◆ Written task ◆
Write out each line exactly as it stands, please.

Collected data entries:
------------------------------------------------

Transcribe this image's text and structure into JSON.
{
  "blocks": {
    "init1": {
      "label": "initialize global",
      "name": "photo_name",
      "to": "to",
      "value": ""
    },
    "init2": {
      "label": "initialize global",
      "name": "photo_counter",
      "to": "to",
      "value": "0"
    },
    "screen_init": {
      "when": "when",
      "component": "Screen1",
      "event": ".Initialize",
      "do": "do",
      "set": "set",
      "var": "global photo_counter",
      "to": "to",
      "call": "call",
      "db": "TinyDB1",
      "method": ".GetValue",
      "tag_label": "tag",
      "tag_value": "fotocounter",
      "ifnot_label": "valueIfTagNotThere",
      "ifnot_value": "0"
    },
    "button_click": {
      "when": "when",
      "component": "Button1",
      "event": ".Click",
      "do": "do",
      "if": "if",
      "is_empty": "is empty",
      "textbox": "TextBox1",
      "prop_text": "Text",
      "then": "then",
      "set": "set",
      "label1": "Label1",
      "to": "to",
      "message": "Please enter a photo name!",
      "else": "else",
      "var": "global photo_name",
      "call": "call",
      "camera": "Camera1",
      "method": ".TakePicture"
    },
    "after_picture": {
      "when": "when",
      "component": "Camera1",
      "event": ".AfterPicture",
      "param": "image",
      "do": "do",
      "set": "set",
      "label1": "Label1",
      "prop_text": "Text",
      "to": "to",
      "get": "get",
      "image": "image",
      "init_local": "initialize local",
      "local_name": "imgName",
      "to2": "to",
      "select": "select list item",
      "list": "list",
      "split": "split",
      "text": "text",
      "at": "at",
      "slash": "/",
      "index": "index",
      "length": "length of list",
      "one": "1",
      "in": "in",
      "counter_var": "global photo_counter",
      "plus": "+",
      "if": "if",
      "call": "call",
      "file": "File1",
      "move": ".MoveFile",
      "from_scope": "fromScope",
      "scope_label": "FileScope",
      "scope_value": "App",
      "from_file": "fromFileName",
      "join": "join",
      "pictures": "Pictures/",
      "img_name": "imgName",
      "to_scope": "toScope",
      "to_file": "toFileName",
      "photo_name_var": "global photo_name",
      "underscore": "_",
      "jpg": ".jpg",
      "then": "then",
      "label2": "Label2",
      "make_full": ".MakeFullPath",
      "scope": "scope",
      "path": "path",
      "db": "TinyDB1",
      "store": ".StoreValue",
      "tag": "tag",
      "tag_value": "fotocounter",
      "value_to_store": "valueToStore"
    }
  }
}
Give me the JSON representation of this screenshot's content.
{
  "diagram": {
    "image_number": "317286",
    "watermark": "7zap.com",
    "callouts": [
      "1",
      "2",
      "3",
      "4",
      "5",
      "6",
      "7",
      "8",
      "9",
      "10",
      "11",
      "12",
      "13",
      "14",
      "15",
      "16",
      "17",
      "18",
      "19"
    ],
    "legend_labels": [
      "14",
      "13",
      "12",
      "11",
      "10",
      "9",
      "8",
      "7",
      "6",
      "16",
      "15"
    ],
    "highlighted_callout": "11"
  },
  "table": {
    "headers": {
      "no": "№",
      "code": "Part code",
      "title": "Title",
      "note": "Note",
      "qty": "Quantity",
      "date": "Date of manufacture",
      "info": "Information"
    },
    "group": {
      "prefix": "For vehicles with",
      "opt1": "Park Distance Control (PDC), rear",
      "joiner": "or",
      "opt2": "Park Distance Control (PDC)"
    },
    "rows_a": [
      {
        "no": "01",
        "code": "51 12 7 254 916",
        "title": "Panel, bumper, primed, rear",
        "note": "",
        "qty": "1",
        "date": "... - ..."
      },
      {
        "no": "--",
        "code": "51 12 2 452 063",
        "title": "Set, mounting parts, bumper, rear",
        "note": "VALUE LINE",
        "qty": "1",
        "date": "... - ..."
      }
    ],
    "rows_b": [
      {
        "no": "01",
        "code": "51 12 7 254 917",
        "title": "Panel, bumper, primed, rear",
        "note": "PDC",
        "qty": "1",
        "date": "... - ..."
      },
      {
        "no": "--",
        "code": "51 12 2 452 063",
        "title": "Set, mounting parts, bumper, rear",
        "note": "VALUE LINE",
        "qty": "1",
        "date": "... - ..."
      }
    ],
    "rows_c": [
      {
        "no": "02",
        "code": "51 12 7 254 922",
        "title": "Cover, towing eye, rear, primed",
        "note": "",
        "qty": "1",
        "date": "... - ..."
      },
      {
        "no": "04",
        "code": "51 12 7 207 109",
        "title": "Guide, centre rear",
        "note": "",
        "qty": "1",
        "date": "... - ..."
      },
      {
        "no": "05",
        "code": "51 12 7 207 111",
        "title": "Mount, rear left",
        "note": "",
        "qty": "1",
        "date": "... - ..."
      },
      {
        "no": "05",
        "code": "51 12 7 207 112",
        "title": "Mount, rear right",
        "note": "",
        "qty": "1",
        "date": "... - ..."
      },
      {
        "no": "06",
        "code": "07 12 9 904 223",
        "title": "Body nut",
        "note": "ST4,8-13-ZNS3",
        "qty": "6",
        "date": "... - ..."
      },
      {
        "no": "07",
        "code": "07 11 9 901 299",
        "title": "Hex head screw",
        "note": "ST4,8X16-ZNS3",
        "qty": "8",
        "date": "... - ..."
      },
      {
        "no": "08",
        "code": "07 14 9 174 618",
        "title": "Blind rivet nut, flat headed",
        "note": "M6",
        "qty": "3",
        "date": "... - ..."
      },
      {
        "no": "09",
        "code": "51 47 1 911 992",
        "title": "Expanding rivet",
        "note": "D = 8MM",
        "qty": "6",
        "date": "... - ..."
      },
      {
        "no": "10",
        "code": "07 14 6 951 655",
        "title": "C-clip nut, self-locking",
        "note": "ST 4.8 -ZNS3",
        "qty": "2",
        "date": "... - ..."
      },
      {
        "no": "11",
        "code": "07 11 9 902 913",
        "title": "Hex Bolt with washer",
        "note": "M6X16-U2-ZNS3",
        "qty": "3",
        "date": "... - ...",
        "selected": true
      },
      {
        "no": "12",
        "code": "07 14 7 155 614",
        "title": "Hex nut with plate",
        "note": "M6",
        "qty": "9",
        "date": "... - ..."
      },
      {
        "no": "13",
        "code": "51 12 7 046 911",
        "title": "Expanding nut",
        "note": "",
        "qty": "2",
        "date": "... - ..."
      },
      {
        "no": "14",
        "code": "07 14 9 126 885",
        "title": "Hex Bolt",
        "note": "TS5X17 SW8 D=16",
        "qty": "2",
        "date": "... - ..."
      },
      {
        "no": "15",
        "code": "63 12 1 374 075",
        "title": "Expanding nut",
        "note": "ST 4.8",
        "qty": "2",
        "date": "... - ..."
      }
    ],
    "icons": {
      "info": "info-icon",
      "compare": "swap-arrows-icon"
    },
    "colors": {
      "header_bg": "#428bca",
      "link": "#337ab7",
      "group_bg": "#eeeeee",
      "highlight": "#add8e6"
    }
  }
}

------------------------------------------------

◆ Answer to this exercise ◆
Transcribe this image's text and structure into JSON.
{
  "blocks": {
    "init1": {
      "label": "initialize global",
      "name": "photo_name",
      "to": "to",
      "value": ""
    },
    "init2": {
      "label": "initialize global",
      "name": "photo_counter",
      "to": "to",
      "value": "0"
    },
    "screen_init": {
      "when": "when",
      "component": "Screen1",
      "event": ".Initialize",
      "do": "do",
      "set": "set",
      "var": "global photo_counter",
      "to": "to",
      "call": "call",
      "db": "TinyDB1",
      "method": ".GetValue",
      "tag_label": "tag",
      "tag_value": "fotocounter",
      "ifnot_label": "valueIfTagNotThere",
      "ifnot_value": "0"
    },
    "button_click": {
      "when": "when",
      "component": "Button1",
      "event": ".Click",
      "do": "do",
      "if": "if",
      "is_empty": "is empty",
      "textbox": "TextBox1",
      "prop_text": "Text",
      "then": "then",
      "set": "set",
      "label1": "Label1",
      "to": "to",
      "message": "Please enter a photo name!",
      "else": "else",
      "var": "global photo_name",
      "call": "call",
      "camera": "Camera1",
      "method": ".TakePicture"
    },
    "after_picture": {
      "when": "when",
      "component": "Camera1",
      "event": ".AfterPicture",
      "param": "image",
      "do": "do",
      "set": "set",
      "label1": "Label1",
      "prop_text": "Text",
      "to": "to",
      "get": "get",
      "image": "image",
      "init_local": "initialize local",
      "local_name": "imgName",
      "to2": "to",
      "select": "select list item",
      "list": "list",
      "split": "split",
      "text": "text",
      "at": "at",
      "slash": "/",
      "index": "index",
      "length": "length of list",
      "one": "1",
      "in": "in",
      "counter_var": "global photo_counter",
      "plus": "+",
      "if": "if",
      "call": "call",
      "file": "File1",
      "move": ".MoveFile",
      "from_scope": "fromScope",
      "scope_label": "FileScope",
      "scope_value": "App",
      "from_file": "fromFileName",
      "join": "join",
      "pictures": "Pictures/",
      "img_name": "imgName",
      "to_scope": "toScope",
      "to_file": "toFileName",
      "photo_name_var": "global photo_name",
      "underscore": "_",
      "jpg": ".jpg",
      "then": "then",
      "label2": "Label2",
      "make_full": ".MakeFullPath",
      "scope": "scope",
      "path": "path",
      "db": "TinyDB1",
      "store": ".StoreValue",
      "tag": "tag",
      "tag_value": "fotocounter",
      "value_to_store": "valueToStore"
    }
  }
}
Give me the JSON representation of this screenshot's content.
{
  "diagram": {
    "image_number": "317286",
    "watermark": "7zap.com",
    "callouts": [
      "1",
      "2",
      "3",
      "4",
      "5",
      "6",
      "7",
      "8",
      "9",
      "10",
      "11",
      "12",
      "13",
      "14",
      "15",
      "16",
      "17",
      "18",
      "19"
    ],
    "legend_labels": [
      "14",
      "13",
      "12",
      "11",
      "10",
      "9",
      "8",
      "7",
      "6",
      "16",
      "15"
    ],
    "highlighted_callout": "11"
  },
  "table": {
    "headers": {
      "no": "№",
      "code": "Part code",
      "title": "Title",
      "note": "Note",
      "qty": "Quantity",
      "date": "Date of manufacture",
      "info": "Information"
    },
    "group": {
      "prefix": "For vehicles with",
      "opt1": "Park Distance Control (PDC), rear",
      "joiner": "or",
      "opt2": "Park Distance Control (PDC)"
    },
    "rows_a": [
      {
        "no": "01",
        "code": "51 12 7 254 916",
        "title": "Panel, bumper, primed, rear",
        "note": "",
        "qty": "1",
        "date": "... - ..."
      },
      {
        "no": "--",
        "code": "51 12 2 452 063",
        "title": "Set, mounting parts, bumper, rear",
        "note": "VALUE LINE",
        "qty": "1",
        "date": "... - ..."
      }
    ],
    "rows_b": [
      {
        "no": "01",
        "code": "51 12 7 254 917",
        "title": "Panel, bumper, primed, rear",
        "note": "PDC",
        "qty": "1",
        "date": "... - ..."
      },
      {
        "no": "--",
        "code": "51 12 2 452 063",
        "title": "Set, mounting parts, bumper, rear",
        "note": "VALUE LINE",
        "qty": "1",
        "date": "... - ..."
      }
    ],
    "rows_c": [
      {
        "no": "02",
        "code": "51 12 7 254 922",
        "title": "Cover, towing eye, rear, primed",
        "note": "",
        "qty": "1",
        "date": "... - ..."
      },
      {
        "no": "04",
        "code": "51 12 7 207 109",
        "title": "Guide, centre rear",
        "note": "",
        "qty": "1",
        "date": "... - ..."
      },
      {
        "no": "05",
        "code": "51 12 7 207 111",
        "title": "Mount, rear left",
        "note": "",
        "qty": "1",
        "date": "... - ..."
      },
      {
        "no": "05",
        "code": "51 12 7 207 112",
        "title": "Mount, rear right",
        "note": "",
        "qty": "1",
        "date": "... - ..."
      },
      {
        "no": "06",
        "code": "07 12 9 904 223",
        "title": "Body nut",
        "note": "ST4,8-13-ZNS3",
        "qty": "6",
        "date": "... - ..."
      },
      {
        "no": "07",
        "code": "07 11 9 901 299",
        "title": "Hex head screw",
        "note": "ST4,8X16-ZNS3",
        "qty": "8",
        "date": "... - ..."
      },
      {
        "no": "08",
        "code": "07 14 9 174 618",
        "title": "Blind rivet nut, flat headed",
        "note": "M6",
        "qty": "3",
        "date": "... - ..."
      },
      {
        "no": "09",
        "code": "51 47 1 911 992",
        "title": "Expanding rivet",
        "note": "D = 8MM",
        "qty": "6",
        "date": "... - ..."
      },
      {
        "no": "10",
        "code": "07 14 6 951 655",
        "title": "C-clip nut, self-locking",
        "note": "ST 4.8 -ZNS3",
        "qty": "2",
        "date": "... - ..."
      },
      {
        "no": "11",
        "code": "07 11 9 902 913",
        "title": "Hex Bolt with washer",
        "note": "M6X16-U2-ZNS3",
        "qty": "3",
        "date": "... - ...",
        "selected": true
      },
      {
        "no": "12",
        "code": "07 14 7 155 614",
        "title": "Hex nut with plate",
        "note": "M6",
        "qty": "9",
        "date": "... - ..."
      },
      {
        "no": "13",
        "code": "51 12 7 046 911",
        "title": "Expanding nut",
        "note": "",
        "qty": "2",
        "date": "... - ..."
      },
      {
        "no": "14",
        "code": "07 14 9 126 885",
        "title": "Hex Bolt",
        "note": "TS5X17 SW8 D=16",
        "qty": "2",
        "date": "... - ..."
      },
      {
        "no": "15",
        "code": "63 12 1 374 075",
        "title": "Expanding nut",
        "note": "ST 4.8",
        "qty": "2",
        "date": "... - ..."
      }
    ],
    "icons": {
      "info": "info-icon",
      "compare": "swap-arrows-icon"
    },
    "colors": {
      "header_bg": "#428bca",
      "link": "#337ab7",
      "group_bg": "#eeeeee",
      "highlight": "#add8e6"
    }
  }
}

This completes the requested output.